═════ 节选 ═════

MongoDB我们如何按字段值对数据进行分组

时间:2018-02-05 08:11:04

标签: mongodb mongoose mongodb-query aggregation-framework

我有以下查询,我想要的是拥有一组自定义组字段名称和字段值。

db.getCollection('mycollection').aggregate([
  {"$match":{
     "expireDate":{"$gte":"2018-02-06T00:00:00.000Z"},
     "publishDate":{"$lte":"2018-02-06T00:00:00.000Z"},
     "isPublished":true,"isDrafted":false,
     "deletedAt":{"$eq":null},"deleted":false
  }},
  {"$group":{
     "twentyFourHourAgo":{
        "$sum":{
           "$cond":[
             {"$gt":["$publishDate","2018-02-04T08:48:16.892Z"]},1,0
           ]
        }
      },
      "fortyEightHourAgo":{
        "$sum":{
            "$cond":[
               {"$gt":["$publishDate","2018-02-01T08:48:16.892Z"]},1,0
            ]
        }
      },
      "thirtyDaysAgo":{
         "$sum":{
            "$cond":[
               {"$gt":["$publishDate","2017-12-31T08:48:16.892Z"]},1,0
            ]
         }
      },
      "_id":{
        "position":{"$ifNull":["$position","Unknown"]},
        "workType":{"$ifNull":["$workType","Unknown"]},
        "functionalArea":{"$ifNull":["$functionalArea","Unknown"]},
        "minimumEducation":{"$ifNull":["$minimumEducation","Unknown"]},
        "gender":{"$ifNull":["$gender","Unknown"]},
        "contractType":{"$ifNull":["$contractType","Unknown"]},
        "locations":{"$ifNull":["$locations","Unknown"]},
        "requiredLanguages":{"$ifNull":["$requiredLanguages","Unknown"]},
        "company":{"$ifNull":["$company.name","Unknown"]}},"count":{"$sum":1}
     }
 },
 {"$group":{
     "_id":null,
     "twentyFourHourAgo":{
        "$sum":"twentyFourHourAgo"
     },
     "fortyEightHourAgo":{
        "$sum":"$fortyEightHourAgo"
     },
     "thirtyDaysAgo":{
        "$sum":"$thirtyDaysAgo"
     },
     "position":{"$addToSet":{"Name":"$_id.position","Count":"$count"}},
     "workType":{"$addToSet":{"Name":"$_id.workType","Count":"$count"}},
     "functionalArea":{
        "$addToSet":{"Name":"$_id.functionalArea","Count":"$count"}
     },
     "minimumEducation":{
        "$addToSet":{"Name":"$_id.minimumEducation","Count":"$count"}
     },
     "gender":{"$addToSet":{"Name":"$_id.gender","Count":"$count"}},"contractType":{"$addToSet":{"Name":"$_id.contractType","Count":"$count"}},"locations":{"$addToSet":{"Name":"$_id.locations","Count":"$count"}},"requiredLanguages":{"$addToSet":{"Name":"$_id.requiredLanguages","Count":"$count"}},"company":{"$addToSet":{"Name":"$_id.company","Count":"$count"}}}}]  
)

═════ 数据 ═════

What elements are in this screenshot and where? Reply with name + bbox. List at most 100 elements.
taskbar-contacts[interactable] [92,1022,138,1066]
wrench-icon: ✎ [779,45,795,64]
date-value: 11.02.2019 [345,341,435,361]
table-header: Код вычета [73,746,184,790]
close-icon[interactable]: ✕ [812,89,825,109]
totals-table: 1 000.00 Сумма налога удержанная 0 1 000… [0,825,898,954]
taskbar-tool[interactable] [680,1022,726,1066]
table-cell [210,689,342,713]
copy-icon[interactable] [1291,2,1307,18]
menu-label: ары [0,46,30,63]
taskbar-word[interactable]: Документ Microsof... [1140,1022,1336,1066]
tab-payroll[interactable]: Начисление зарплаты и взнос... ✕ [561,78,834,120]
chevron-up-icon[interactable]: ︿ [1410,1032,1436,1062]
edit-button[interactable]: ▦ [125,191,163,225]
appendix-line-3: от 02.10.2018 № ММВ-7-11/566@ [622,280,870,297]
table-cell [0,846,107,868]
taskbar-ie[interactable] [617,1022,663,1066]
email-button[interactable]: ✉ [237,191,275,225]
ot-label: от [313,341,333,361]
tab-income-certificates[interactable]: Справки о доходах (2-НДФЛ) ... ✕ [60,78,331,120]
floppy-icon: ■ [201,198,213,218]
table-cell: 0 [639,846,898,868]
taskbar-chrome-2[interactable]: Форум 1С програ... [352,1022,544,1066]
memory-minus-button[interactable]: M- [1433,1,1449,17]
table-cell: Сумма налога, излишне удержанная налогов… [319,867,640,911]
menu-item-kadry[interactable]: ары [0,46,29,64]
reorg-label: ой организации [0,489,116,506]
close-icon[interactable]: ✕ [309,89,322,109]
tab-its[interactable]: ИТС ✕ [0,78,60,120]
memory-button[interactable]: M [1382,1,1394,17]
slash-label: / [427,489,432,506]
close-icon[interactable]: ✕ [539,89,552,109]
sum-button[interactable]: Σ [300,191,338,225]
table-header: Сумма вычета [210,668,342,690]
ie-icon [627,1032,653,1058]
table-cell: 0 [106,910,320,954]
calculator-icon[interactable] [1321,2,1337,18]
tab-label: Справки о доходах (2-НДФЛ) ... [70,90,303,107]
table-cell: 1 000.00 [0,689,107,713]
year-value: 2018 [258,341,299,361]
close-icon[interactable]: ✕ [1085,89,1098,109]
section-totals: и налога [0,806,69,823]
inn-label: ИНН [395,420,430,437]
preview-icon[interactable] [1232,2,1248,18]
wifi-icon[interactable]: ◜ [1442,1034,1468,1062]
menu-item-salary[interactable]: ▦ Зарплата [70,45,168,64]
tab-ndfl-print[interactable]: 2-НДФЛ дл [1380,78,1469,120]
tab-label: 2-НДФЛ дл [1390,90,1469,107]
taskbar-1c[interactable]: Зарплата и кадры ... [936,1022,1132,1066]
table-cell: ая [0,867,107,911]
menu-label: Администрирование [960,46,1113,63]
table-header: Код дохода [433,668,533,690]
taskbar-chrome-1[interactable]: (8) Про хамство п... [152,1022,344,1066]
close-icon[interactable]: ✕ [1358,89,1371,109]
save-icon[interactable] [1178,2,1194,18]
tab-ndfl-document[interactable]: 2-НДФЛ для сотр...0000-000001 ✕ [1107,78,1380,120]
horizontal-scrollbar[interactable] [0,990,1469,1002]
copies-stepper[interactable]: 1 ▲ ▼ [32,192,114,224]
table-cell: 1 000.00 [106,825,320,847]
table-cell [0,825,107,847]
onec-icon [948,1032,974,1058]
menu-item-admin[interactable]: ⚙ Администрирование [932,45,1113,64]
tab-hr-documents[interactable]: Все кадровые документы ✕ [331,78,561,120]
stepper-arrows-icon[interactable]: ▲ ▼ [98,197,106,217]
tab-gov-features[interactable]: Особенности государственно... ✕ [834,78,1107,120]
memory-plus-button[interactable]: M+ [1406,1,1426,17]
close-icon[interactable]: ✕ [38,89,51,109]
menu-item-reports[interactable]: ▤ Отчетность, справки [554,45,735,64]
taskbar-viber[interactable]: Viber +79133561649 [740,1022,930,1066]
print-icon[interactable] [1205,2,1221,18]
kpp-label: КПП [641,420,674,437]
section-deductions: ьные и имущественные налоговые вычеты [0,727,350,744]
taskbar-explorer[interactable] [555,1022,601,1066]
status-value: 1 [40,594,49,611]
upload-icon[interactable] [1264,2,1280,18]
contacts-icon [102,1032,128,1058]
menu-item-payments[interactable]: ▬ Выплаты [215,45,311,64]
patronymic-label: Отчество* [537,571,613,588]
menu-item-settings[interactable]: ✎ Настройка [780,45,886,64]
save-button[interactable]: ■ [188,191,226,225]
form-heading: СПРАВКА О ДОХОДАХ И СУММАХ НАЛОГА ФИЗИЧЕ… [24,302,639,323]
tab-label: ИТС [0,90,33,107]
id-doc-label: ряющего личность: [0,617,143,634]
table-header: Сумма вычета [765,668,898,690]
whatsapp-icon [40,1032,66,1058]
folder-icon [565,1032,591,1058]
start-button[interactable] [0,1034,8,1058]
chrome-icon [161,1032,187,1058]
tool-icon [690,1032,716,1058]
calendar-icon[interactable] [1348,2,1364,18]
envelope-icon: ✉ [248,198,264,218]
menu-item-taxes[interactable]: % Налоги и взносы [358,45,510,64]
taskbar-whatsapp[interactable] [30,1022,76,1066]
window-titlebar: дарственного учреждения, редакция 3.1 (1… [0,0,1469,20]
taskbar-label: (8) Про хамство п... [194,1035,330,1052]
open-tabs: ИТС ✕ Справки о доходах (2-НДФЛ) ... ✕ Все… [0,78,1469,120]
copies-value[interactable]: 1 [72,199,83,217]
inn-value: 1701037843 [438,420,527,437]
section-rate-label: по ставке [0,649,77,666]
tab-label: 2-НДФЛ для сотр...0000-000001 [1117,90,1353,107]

═════

任务说明 =
判断下列三项陈述是否与节选内容相符,每项回答“是”或“否”,并引用节选中起决定作用的原文。(a) 查询中的 $match 阶段要求 isPublished 为 true。(b) 在第一个 $group 阶段中,company 字段缺失时会被赋值为 "None"。(c) 第二个 $group 阶段把 _id 设为 null。

任务解答 =
(a) 是。依据:「"isPublished":true」
(b) 否。依据:「"company":{"$ifNull":["$company.name","Unknown"]}」
(c) 是。依据:「"_id":null」